GOAL OF THE EXERCISE:
Transcribe the records that follow exactly. Skip the pictures.

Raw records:
-- BEGIN --

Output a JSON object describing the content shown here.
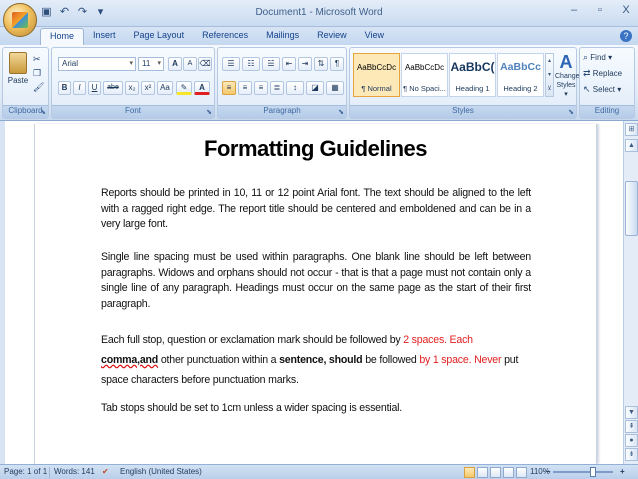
{
  "window": {
    "title": "Document1 - Microsoft Word",
    "controls": {
      "minimize": "–",
      "restore": "▫",
      "close": "X"
    }
  },
  "quick_access": [
    "save-icon",
    "undo-icon",
    "redo-icon",
    "customize-icon"
  ],
  "tabs": [
    "Home",
    "Insert",
    "Page Layout",
    "References",
    "Mailings",
    "Review",
    "View"
  ],
  "active_tab": "Home",
  "ribbon": {
    "clipboard": {
      "label": "Clipboard",
      "paste_label": "Paste"
    },
    "font": {
      "label": "Font",
      "font_name": "Arial",
      "font_size": "11",
      "bold": "B",
      "italic": "I",
      "underline": "U",
      "strike": "abe",
      "subscript": "x₂",
      "superscript": "x²",
      "change_case": "Aa",
      "grow": "A",
      "shrink": "A"
    },
    "paragraph": {
      "label": "Paragraph",
      "pilcrow": "¶"
    },
    "styles": {
      "label": "Styles",
      "items": [
        {
          "preview": "AaBbCcDc",
          "name": "¶ Normal"
        },
        {
          "preview": "AaBbCcDc",
          "name": "¶ No Spaci..."
        },
        {
          "preview": "AaBbC(",
          "name": "Heading 1"
        },
        {
          "preview": "AaBbCc",
          "name": "Heading 2"
        }
      ],
      "change_styles": "Change Styles ▾"
    },
    "editing": {
      "label": "Editing",
      "find": "Find ▾",
      "replace": "Replace",
      "select": "Select ▾"
    }
  },
  "document": {
    "title": "Formatting Guidelines",
    "p1": "Reports should be printed in 10, 11 or 12 point Arial font. The text should be aligned to the left with a ragged right edge. The report title should be centered and emboldened and can be in a very large font.",
    "p2": "Single line spacing must be used within paragraphs. One blank line should be left between paragraphs. Widows and orphans should not occur - that is that a page must not contain only a single line of any paragraph. Headings must occur on the same page as the start of their first paragraph.",
    "p3": {
      "a": "Each full stop, question or exclamation mark should be followed by ",
      "b": "2 spaces.  Each ",
      "c": "comma,and",
      "d": " other punctuation within a ",
      "e": "sentence, should",
      "f": " be followed ",
      "g": "by 1 space.  Never",
      "h": " put space characters before punctuation marks."
    },
    "p4": "Tab stops should be set to 1cm unless a wider spacing is essential."
  },
  "status": {
    "page": "Page: 1 of 1",
    "words": "Words: 141",
    "language": "English (United States)",
    "zoom": "110%",
    "zoom_minus": "–",
    "zoom_plus": "+"
  }
}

-- END --

WORKED ANSWER:
Output a JSON object describing the content shown here.
{
  "window": {
    "title": "Document1 - Microsoft Word",
    "controls": {
      "minimize": "–",
      "restore": "▫",
      "close": "X"
    }
  },
  "quick_access": [
    "save-icon",
    "undo-icon",
    "redo-icon",
    "customize-icon"
  ],
  "tabs": [
    "Home",
    "Insert",
    "Page Layout",
    "References",
    "Mailings",
    "Review",
    "View"
  ],
  "active_tab": "Home",
  "ribbon": {
    "clipboard": {
      "label": "Clipboard",
      "paste_label": "Paste"
    },
    "font": {
      "label": "Font",
      "font_name": "Arial",
      "font_size": "11",
      "bold": "B",
      "italic": "I",
      "underline": "U",
      "strike": "abe",
      "subscript": "x₂",
      "superscript": "x²",
      "change_case": "Aa",
      "grow": "A",
      "shrink": "A"
    },
    "paragraph": {
      "label": "Paragraph",
      "pilcrow": "¶"
    },
    "styles": {
      "label": "Styles",
      "items": [
        {
          "preview": "AaBbCcDc",
          "name": "¶ Normal"
        },
        {
          "preview": "AaBbCcDc",
          "name": "¶ No Spaci..."
        },
        {
          "preview": "AaBbC(",
          "name": "Heading 1"
        },
        {
          "preview": "AaBbCc",
          "name": "Heading 2"
        }
      ],
      "change_styles": "Change Styles ▾"
    },
    "editing": {
      "label": "Editing",
      "find": "Find ▾",
      "replace": "Replace",
      "select": "Select ▾"
    }
  },
  "document": {
    "title": "Formatting Guidelines",
    "p1": "Reports should be printed in 10, 11 or 12 point Arial font. The text should be aligned to the left with a ragged right edge. The report title should be centered and emboldened and can be in a very large font.",
    "p2": "Single line spacing must be used within paragraphs. One blank line should be left between paragraphs. Widows and orphans should not occur - that is that a page must not contain only a single line of any paragraph. Headings must occur on the same page as the start of their first paragraph.",
    "p3": {
      "a": "Each full stop, question or exclamation mark should be followed by ",
      "b": "2 spaces.  Each ",
      "c": "comma,and",
      "d": " other punctuation within a ",
      "e": "sentence, should",
      "f": " be followed ",
      "g": "by 1 space.  Never",
      "h": " put space characters before punctuation marks."
    },
    "p4": "Tab stops should be set to 1cm unless a wider spacing is essential."
  },
  "status": {
    "page": "Page: 1 of 1",
    "words": "Words: 141",
    "language": "English (United States)",
    "zoom": "110%",
    "zoom_minus": "–",
    "zoom_plus": "+"
  }
}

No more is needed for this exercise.